[WHAT IS ASKED]: Tally up how many lines in the listing below contain the string "when", and give only the total.
··· DATA IN THIS EXERCISE ···
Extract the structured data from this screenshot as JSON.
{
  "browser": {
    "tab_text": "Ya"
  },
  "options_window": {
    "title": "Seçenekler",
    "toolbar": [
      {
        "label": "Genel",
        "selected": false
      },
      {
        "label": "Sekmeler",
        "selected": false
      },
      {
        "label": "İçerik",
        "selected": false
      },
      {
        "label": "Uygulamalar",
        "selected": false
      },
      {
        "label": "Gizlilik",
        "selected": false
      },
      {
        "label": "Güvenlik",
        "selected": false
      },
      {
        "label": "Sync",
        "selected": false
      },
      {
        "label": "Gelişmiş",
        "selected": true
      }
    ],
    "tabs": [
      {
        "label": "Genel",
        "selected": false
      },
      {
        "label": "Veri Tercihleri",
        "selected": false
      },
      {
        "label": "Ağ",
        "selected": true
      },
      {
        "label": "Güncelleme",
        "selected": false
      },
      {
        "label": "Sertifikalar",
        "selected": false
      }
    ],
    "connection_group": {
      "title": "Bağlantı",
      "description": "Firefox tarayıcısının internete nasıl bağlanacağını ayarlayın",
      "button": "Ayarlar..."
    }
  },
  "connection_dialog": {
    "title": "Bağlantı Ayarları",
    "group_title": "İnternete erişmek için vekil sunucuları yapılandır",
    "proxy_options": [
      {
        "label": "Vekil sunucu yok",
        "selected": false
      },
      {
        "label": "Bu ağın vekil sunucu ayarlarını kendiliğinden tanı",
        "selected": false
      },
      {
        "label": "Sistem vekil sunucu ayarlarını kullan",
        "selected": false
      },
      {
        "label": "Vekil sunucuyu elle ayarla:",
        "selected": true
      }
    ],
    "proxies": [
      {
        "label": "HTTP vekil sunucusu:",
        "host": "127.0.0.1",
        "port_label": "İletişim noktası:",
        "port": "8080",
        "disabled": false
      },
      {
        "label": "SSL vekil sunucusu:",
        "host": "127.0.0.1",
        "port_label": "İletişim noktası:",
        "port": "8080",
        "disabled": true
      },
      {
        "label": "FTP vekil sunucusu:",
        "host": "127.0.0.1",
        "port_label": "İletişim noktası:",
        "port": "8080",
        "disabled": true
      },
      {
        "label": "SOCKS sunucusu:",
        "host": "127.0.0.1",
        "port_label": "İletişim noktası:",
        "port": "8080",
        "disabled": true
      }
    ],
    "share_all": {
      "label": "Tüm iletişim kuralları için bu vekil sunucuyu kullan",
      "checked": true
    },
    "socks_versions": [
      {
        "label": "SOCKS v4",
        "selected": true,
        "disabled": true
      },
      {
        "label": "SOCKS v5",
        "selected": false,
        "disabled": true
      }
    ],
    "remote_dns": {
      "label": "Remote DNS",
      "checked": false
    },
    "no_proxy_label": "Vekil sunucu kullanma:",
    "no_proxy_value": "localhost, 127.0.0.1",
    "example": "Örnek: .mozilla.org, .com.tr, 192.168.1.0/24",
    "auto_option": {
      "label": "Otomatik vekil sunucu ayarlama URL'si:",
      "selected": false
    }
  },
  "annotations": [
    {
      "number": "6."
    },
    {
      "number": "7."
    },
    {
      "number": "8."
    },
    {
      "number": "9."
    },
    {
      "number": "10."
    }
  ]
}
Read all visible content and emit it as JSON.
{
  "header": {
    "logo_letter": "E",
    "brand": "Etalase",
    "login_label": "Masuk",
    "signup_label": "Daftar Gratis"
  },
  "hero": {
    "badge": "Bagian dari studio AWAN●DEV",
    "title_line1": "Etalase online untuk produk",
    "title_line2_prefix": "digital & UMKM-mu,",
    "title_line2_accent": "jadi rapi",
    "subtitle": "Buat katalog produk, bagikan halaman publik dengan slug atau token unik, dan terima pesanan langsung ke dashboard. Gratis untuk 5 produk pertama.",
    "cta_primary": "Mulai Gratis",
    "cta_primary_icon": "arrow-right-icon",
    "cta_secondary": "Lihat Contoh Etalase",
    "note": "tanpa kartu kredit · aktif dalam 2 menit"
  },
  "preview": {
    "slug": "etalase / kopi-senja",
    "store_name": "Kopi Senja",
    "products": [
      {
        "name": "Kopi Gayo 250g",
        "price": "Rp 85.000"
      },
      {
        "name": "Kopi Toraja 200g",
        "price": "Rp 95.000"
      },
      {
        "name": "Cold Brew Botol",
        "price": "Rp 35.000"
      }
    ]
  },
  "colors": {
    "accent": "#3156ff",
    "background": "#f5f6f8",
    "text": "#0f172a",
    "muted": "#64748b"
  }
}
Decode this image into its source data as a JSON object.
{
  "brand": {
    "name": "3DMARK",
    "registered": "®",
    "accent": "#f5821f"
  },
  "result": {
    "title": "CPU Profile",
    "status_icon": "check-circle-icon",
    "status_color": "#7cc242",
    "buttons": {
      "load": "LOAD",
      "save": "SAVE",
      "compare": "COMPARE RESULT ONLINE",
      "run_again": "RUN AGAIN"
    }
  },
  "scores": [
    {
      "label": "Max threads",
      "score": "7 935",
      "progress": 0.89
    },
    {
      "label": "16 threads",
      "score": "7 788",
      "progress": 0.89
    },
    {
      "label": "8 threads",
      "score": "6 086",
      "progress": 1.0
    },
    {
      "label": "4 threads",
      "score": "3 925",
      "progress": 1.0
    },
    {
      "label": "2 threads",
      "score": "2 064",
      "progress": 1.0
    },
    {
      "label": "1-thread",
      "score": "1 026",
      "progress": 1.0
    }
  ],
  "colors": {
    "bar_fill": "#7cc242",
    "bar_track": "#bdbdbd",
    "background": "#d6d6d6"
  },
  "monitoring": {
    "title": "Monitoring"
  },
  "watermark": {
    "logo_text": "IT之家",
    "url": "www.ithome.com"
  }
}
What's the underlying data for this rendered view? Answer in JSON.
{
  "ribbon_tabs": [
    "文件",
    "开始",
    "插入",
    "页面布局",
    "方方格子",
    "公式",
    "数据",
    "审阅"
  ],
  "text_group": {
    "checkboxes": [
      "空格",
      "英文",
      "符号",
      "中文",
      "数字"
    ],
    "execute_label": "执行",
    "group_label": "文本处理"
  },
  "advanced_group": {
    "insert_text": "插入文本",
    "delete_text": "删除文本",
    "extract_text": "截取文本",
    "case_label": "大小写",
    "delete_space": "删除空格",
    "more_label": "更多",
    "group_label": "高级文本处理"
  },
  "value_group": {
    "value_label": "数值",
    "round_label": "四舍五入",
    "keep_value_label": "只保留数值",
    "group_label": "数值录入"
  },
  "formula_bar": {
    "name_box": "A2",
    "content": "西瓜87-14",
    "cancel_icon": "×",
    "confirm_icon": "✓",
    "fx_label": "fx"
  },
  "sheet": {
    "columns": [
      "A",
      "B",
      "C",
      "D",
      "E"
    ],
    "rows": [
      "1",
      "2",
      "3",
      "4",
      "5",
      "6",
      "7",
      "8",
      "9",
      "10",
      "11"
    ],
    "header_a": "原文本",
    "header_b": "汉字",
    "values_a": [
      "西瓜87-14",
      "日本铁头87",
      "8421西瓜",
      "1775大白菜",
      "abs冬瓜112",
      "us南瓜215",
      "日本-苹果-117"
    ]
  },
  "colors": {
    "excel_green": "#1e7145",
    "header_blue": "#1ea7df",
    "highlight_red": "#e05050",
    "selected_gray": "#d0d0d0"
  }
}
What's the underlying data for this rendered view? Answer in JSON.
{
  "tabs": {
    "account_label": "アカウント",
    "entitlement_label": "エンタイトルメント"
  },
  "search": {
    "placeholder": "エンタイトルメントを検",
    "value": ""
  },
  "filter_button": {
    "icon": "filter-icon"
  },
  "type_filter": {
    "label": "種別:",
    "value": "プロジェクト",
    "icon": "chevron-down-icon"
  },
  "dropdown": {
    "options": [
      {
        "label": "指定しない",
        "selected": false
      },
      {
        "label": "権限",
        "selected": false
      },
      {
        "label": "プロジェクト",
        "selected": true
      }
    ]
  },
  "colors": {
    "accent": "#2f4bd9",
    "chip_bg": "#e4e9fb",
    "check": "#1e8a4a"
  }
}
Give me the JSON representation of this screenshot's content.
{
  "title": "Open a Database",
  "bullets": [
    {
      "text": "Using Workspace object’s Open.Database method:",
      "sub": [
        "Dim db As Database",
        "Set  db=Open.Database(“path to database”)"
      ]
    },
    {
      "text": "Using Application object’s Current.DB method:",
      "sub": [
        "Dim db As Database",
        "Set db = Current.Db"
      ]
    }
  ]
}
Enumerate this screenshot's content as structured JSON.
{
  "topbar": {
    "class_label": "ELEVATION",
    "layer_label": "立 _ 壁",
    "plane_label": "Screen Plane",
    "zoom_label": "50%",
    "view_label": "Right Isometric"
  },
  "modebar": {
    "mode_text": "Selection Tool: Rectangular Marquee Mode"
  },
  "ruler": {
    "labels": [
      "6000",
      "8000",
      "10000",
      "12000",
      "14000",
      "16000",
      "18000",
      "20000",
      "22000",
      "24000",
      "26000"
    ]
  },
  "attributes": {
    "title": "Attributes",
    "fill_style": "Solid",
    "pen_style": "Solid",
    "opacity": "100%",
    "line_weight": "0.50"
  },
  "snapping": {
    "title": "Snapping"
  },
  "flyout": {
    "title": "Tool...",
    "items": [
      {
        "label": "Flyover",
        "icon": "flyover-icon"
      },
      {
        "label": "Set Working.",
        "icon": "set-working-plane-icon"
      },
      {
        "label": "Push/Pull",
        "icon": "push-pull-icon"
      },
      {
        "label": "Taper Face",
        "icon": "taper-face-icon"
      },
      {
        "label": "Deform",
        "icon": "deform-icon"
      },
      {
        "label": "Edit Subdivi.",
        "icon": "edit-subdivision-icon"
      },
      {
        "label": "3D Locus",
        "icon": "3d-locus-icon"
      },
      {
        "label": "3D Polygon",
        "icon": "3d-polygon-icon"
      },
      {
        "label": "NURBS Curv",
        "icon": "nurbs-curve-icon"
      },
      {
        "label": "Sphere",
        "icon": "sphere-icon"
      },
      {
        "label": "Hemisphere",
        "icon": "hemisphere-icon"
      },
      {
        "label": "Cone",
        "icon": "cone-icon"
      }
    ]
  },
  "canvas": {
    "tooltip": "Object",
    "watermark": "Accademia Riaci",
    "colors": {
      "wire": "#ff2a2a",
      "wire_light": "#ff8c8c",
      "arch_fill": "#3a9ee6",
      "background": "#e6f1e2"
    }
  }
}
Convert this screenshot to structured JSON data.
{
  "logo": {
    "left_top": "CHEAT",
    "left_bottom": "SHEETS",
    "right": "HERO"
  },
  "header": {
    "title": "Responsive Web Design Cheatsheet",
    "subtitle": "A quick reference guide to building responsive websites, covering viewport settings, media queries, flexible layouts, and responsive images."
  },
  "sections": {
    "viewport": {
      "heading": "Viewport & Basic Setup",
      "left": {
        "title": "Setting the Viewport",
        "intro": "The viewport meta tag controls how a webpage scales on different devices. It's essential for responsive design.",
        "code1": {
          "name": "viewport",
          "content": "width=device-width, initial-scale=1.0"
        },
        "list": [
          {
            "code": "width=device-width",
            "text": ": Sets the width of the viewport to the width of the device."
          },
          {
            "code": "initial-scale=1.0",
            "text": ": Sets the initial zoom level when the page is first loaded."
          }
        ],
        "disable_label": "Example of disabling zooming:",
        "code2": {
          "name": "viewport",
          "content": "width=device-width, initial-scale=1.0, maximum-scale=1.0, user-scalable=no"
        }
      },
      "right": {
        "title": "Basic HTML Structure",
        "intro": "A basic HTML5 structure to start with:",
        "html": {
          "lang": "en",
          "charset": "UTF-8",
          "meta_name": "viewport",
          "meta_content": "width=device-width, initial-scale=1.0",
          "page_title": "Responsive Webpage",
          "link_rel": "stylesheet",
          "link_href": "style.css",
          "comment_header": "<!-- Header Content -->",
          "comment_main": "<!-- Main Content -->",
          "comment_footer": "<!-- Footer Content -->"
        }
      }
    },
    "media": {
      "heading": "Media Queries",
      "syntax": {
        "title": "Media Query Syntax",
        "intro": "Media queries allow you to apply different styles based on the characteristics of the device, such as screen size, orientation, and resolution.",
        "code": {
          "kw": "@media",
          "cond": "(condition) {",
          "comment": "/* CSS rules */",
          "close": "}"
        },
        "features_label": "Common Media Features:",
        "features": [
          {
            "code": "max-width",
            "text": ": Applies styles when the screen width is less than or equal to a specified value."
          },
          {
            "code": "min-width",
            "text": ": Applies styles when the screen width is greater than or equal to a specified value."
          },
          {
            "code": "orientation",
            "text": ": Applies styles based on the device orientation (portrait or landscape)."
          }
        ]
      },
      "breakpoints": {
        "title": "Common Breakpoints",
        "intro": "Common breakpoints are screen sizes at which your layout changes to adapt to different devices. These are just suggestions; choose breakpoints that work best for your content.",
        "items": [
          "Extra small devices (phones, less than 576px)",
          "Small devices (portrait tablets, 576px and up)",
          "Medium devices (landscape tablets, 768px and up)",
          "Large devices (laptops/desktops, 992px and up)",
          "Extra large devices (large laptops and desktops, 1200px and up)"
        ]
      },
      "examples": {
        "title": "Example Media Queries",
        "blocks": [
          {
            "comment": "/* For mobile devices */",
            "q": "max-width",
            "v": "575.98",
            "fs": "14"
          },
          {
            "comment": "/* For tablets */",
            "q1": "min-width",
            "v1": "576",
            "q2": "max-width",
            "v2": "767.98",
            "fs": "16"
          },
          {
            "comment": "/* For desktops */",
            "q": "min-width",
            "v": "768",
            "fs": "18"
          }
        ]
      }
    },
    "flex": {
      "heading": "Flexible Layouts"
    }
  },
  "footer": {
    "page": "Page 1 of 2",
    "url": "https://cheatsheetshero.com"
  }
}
···
[ANSWER TO THIS EXERCISE]: 3